-------- Data shown --------
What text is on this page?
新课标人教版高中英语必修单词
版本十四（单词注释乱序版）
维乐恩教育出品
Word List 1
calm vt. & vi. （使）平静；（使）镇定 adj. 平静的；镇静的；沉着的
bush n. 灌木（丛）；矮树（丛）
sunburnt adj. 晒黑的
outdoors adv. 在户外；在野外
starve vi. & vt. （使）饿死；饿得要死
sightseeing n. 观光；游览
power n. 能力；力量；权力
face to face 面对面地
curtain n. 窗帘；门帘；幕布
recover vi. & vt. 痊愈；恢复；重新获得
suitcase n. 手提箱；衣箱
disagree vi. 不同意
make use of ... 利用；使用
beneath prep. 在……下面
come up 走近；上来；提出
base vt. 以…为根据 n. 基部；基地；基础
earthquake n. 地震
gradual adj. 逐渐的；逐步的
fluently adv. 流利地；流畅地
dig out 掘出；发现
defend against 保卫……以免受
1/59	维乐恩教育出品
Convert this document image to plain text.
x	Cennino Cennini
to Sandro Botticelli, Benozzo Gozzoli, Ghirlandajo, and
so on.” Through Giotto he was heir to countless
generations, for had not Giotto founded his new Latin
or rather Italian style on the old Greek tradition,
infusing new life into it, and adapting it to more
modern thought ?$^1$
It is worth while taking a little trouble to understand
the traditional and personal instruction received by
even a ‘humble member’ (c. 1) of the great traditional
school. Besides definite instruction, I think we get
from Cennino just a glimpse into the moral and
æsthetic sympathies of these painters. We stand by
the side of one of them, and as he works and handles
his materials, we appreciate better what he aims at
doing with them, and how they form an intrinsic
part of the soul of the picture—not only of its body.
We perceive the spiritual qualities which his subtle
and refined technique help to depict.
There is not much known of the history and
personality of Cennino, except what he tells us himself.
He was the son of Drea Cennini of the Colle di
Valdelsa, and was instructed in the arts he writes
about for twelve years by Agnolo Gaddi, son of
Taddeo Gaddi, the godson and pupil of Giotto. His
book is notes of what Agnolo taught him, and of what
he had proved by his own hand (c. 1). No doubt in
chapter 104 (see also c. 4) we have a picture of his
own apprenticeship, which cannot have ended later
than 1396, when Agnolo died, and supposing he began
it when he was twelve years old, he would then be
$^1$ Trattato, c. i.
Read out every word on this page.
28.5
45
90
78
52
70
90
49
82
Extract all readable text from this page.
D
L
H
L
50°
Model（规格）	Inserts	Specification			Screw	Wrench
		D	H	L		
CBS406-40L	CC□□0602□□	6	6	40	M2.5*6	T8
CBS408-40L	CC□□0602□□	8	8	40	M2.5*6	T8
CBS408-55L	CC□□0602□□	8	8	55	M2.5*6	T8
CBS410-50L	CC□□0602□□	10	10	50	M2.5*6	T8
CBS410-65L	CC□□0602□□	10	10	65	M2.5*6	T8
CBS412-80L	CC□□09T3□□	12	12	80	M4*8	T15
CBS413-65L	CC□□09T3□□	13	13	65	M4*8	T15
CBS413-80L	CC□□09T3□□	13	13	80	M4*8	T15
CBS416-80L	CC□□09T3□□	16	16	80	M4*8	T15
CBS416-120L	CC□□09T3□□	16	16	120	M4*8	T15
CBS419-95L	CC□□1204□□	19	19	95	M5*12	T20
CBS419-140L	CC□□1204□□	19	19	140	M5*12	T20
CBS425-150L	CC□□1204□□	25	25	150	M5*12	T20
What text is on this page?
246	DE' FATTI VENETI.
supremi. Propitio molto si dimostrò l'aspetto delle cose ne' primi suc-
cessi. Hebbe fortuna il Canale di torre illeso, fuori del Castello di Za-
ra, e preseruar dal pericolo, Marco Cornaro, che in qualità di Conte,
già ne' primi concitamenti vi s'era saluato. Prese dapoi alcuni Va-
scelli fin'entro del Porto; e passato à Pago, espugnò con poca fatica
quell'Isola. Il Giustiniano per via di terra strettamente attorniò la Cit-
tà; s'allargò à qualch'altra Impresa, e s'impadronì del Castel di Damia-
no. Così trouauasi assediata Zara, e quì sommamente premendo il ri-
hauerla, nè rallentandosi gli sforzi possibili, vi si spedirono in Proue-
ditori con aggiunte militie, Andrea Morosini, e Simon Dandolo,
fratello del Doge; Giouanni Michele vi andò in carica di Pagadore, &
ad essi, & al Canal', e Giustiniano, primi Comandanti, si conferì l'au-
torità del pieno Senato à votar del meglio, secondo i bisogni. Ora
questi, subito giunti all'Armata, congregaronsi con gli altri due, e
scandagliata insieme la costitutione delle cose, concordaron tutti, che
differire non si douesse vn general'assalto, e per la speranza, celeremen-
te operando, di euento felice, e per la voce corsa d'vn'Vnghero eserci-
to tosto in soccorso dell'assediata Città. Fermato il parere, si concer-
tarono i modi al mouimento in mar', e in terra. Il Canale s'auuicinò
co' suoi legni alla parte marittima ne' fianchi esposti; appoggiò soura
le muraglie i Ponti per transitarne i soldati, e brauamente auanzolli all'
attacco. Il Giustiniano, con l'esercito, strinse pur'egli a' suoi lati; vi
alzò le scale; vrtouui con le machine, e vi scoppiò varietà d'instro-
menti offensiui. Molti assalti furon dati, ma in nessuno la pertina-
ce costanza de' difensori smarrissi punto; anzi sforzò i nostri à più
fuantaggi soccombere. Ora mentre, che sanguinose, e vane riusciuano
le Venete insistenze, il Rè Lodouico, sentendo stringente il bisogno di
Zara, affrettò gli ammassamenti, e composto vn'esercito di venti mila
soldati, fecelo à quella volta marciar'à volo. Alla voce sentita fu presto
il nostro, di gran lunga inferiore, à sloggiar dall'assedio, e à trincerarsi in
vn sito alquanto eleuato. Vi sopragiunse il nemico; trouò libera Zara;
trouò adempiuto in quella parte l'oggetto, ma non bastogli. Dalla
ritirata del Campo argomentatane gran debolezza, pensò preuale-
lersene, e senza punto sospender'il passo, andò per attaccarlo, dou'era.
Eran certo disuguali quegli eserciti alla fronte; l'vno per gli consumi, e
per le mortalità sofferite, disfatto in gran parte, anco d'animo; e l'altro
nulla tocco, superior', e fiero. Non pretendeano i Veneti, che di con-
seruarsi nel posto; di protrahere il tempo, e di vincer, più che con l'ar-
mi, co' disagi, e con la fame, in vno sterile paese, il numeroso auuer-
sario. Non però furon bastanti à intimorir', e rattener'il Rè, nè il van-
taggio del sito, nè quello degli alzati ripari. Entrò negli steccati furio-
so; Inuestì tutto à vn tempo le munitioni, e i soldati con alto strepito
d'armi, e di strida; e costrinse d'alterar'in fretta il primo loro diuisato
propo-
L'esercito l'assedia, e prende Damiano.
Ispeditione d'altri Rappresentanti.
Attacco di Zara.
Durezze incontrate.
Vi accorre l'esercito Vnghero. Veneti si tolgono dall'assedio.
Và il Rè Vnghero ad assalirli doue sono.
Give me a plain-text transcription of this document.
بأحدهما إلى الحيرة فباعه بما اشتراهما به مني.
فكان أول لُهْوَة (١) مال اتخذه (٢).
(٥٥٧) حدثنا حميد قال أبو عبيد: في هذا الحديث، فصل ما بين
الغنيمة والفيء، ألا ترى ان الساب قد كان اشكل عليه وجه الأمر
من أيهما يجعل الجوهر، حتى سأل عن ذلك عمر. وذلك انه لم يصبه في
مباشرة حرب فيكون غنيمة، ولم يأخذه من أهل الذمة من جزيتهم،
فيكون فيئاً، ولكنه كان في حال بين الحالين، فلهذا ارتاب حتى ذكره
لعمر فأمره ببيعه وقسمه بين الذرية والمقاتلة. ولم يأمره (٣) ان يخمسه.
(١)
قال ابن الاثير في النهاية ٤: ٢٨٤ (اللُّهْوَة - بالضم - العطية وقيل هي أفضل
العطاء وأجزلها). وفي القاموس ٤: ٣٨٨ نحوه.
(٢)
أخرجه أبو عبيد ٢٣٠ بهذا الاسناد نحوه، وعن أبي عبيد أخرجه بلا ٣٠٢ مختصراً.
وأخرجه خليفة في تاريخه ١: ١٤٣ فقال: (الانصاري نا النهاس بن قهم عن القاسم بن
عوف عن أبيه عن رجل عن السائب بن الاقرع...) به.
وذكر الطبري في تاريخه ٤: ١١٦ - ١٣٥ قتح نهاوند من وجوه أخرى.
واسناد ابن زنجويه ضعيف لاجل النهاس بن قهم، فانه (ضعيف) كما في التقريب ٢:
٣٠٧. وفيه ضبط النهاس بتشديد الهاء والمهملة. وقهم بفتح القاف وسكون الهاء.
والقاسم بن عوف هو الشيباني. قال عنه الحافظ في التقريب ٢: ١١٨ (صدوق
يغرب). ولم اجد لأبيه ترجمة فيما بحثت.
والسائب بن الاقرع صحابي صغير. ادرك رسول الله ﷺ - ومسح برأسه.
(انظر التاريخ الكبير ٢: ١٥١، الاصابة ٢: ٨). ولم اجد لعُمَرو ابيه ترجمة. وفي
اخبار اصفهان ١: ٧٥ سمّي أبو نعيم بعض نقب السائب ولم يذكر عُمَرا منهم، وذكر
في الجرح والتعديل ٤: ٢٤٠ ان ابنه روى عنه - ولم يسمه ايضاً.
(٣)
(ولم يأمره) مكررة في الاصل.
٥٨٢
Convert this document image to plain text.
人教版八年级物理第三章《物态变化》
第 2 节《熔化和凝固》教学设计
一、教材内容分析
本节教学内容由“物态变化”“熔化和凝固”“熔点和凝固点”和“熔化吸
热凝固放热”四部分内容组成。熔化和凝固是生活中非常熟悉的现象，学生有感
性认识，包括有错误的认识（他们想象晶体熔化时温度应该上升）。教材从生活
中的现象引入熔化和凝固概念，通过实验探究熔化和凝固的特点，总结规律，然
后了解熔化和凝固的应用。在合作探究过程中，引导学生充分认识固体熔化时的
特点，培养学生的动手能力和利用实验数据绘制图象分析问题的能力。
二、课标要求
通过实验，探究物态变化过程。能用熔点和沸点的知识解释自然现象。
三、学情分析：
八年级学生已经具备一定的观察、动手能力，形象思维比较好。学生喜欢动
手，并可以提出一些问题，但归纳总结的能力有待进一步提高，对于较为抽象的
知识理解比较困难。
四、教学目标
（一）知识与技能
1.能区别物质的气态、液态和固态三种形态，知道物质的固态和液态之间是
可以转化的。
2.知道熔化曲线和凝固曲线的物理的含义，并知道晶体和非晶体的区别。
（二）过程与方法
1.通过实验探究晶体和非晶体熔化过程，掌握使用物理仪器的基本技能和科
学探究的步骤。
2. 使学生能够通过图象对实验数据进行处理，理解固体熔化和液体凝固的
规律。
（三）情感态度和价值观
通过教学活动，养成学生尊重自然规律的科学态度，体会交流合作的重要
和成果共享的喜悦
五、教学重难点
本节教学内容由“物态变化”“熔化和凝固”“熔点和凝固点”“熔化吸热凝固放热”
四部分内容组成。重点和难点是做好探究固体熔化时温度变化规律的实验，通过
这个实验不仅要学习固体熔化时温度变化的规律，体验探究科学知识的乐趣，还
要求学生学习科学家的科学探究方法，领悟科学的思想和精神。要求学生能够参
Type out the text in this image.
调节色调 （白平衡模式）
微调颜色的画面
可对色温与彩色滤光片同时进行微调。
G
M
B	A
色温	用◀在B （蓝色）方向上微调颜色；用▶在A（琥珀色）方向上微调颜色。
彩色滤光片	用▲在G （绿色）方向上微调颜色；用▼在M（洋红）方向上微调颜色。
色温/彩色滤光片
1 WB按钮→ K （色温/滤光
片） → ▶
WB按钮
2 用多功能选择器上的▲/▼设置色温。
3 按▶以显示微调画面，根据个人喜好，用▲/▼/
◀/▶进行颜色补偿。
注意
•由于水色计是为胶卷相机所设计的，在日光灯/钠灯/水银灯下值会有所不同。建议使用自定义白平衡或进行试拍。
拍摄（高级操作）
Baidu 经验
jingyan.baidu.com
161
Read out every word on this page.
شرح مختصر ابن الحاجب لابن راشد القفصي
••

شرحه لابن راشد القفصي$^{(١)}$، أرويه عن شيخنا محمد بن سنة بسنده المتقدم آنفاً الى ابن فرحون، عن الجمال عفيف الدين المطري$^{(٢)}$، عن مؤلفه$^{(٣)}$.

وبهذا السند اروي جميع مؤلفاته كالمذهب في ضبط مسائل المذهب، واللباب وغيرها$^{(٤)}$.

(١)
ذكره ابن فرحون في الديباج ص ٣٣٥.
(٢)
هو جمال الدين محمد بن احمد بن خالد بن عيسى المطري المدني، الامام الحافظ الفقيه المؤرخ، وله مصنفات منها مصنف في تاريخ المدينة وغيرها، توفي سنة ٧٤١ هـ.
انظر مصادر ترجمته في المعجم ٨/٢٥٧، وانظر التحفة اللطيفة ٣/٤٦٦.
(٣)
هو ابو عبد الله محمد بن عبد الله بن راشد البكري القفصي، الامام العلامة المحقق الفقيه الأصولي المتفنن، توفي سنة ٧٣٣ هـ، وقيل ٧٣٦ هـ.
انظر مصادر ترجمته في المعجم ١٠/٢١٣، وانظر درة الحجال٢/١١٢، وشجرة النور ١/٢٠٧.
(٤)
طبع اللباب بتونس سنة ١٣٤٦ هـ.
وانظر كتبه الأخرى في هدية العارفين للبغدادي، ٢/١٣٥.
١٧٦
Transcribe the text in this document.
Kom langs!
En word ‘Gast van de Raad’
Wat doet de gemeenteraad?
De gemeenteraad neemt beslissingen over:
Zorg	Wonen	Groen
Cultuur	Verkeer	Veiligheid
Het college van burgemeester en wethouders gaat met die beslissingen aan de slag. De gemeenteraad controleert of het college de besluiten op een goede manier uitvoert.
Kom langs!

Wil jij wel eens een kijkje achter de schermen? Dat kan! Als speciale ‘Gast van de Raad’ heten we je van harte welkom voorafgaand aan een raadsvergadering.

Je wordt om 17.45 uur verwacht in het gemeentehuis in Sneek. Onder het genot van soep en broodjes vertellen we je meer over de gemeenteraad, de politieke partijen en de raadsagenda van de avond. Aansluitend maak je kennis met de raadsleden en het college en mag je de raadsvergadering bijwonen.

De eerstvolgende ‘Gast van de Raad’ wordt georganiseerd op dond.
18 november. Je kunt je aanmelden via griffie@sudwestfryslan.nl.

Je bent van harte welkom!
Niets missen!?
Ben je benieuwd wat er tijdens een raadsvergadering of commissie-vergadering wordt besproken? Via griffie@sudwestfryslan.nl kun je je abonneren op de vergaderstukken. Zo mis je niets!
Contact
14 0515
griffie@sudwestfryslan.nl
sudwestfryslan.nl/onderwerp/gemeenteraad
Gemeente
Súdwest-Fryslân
--------
Pull out each line of the entries that contains "andò".

-- Task answer --
fratello del Doge; Giouanni Michele vi andò in carica di Pagadore, &
lersene, e senza punto sospender'il passo, andò per attaccarlo, dou'era.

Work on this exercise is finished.